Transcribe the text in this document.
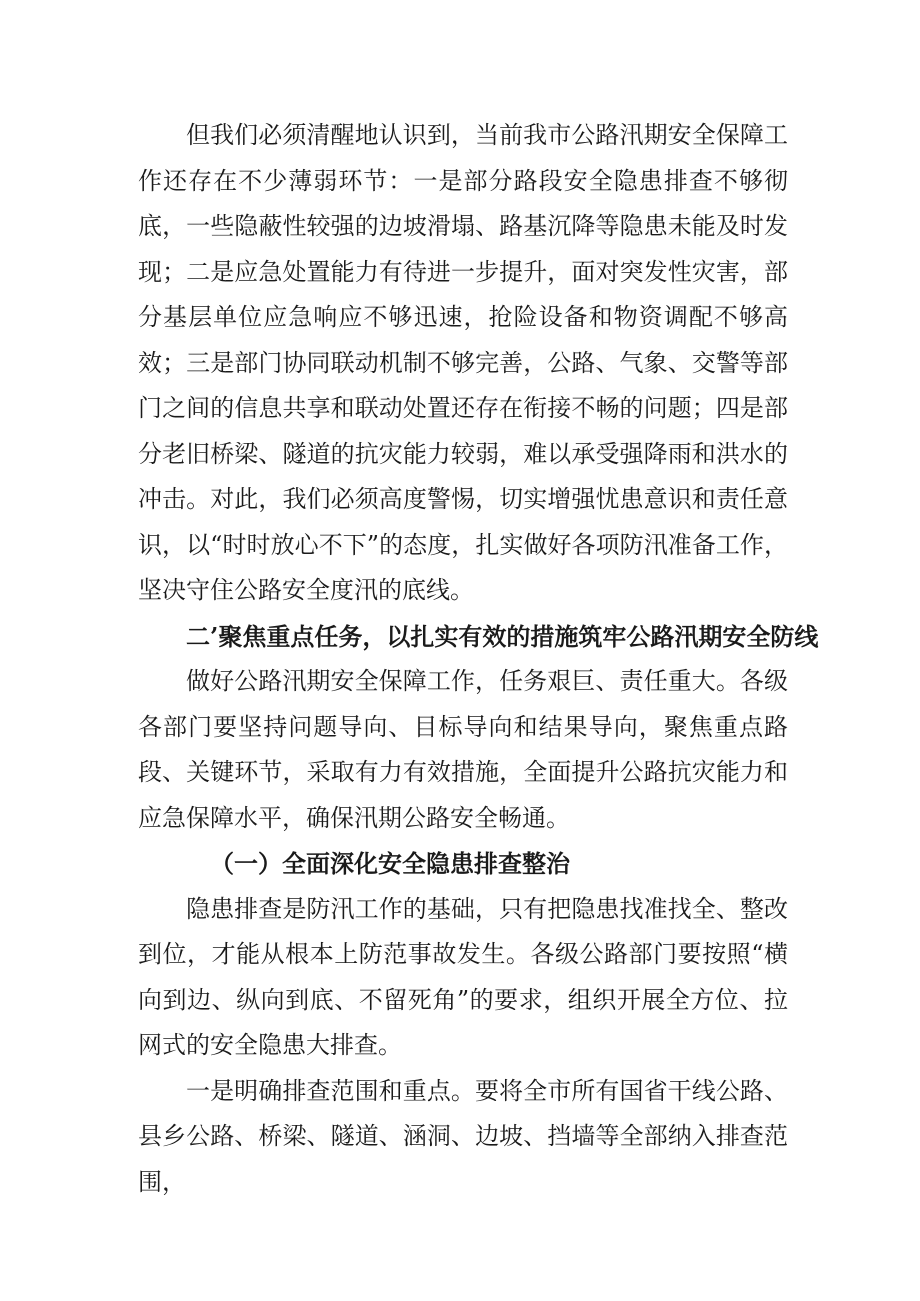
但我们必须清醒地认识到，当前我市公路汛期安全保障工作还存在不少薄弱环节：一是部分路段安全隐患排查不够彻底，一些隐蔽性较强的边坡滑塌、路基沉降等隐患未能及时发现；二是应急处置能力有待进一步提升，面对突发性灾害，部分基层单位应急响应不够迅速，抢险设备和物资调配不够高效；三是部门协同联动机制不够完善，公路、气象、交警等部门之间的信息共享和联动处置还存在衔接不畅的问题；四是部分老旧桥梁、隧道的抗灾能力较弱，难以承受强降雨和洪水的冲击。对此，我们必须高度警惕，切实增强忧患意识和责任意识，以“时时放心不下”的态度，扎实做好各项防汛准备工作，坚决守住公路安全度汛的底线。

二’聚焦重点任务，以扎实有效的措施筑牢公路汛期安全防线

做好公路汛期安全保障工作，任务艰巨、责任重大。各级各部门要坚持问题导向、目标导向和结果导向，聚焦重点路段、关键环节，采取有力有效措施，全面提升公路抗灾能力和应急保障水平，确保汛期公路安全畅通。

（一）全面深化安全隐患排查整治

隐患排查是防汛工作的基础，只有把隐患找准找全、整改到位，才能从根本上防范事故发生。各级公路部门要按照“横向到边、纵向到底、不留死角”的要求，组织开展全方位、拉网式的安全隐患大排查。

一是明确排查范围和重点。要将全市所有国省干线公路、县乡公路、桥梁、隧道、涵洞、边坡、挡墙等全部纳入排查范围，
*****
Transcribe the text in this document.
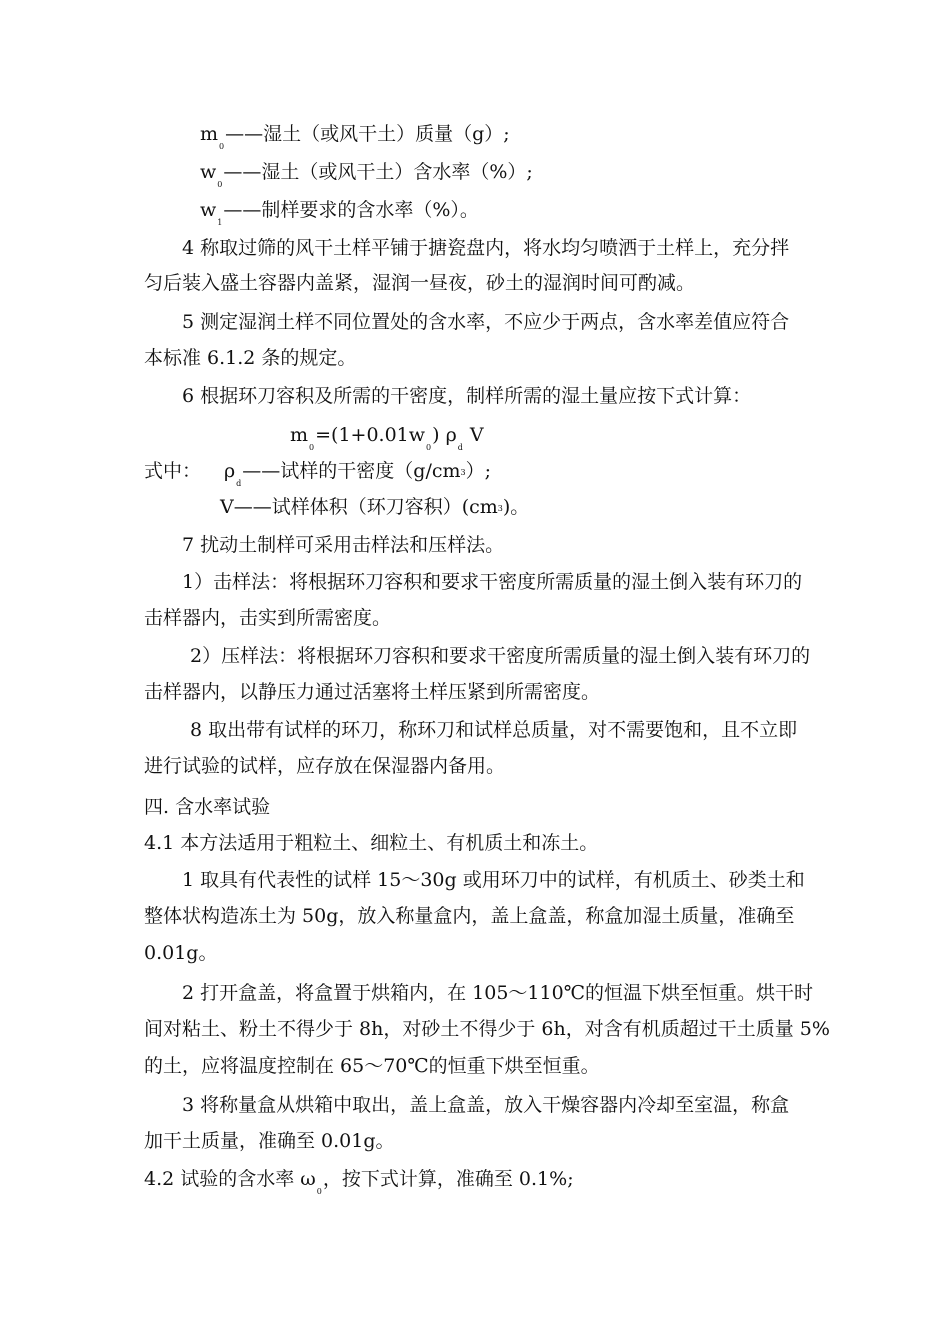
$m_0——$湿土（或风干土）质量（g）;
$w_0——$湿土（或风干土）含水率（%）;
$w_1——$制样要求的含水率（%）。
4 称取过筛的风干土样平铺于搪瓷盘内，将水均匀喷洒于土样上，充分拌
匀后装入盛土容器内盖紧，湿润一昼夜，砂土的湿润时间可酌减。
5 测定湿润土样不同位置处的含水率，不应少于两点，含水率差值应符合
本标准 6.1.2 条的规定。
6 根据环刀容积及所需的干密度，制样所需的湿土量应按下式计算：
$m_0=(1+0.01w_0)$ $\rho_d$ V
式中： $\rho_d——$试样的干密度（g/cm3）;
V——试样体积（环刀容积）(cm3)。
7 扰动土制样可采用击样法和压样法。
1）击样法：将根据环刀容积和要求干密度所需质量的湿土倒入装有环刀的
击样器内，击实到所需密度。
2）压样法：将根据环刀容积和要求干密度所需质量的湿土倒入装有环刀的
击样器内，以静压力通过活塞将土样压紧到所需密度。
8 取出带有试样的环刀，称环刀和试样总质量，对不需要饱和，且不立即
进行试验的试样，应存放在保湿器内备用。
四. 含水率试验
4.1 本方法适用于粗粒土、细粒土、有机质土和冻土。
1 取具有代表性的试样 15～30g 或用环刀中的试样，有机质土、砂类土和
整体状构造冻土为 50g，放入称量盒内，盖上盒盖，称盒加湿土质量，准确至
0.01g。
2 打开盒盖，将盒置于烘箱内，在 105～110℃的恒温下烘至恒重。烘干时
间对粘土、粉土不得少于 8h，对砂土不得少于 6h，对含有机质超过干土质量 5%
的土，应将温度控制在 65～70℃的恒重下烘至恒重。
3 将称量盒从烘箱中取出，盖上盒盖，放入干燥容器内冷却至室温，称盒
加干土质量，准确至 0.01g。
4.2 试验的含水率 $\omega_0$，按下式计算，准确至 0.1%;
*****
- [What needs to be done]: Figure out how many lines of the data above include "击样器内", then give the number and nothing more.

- [The completed task]: 2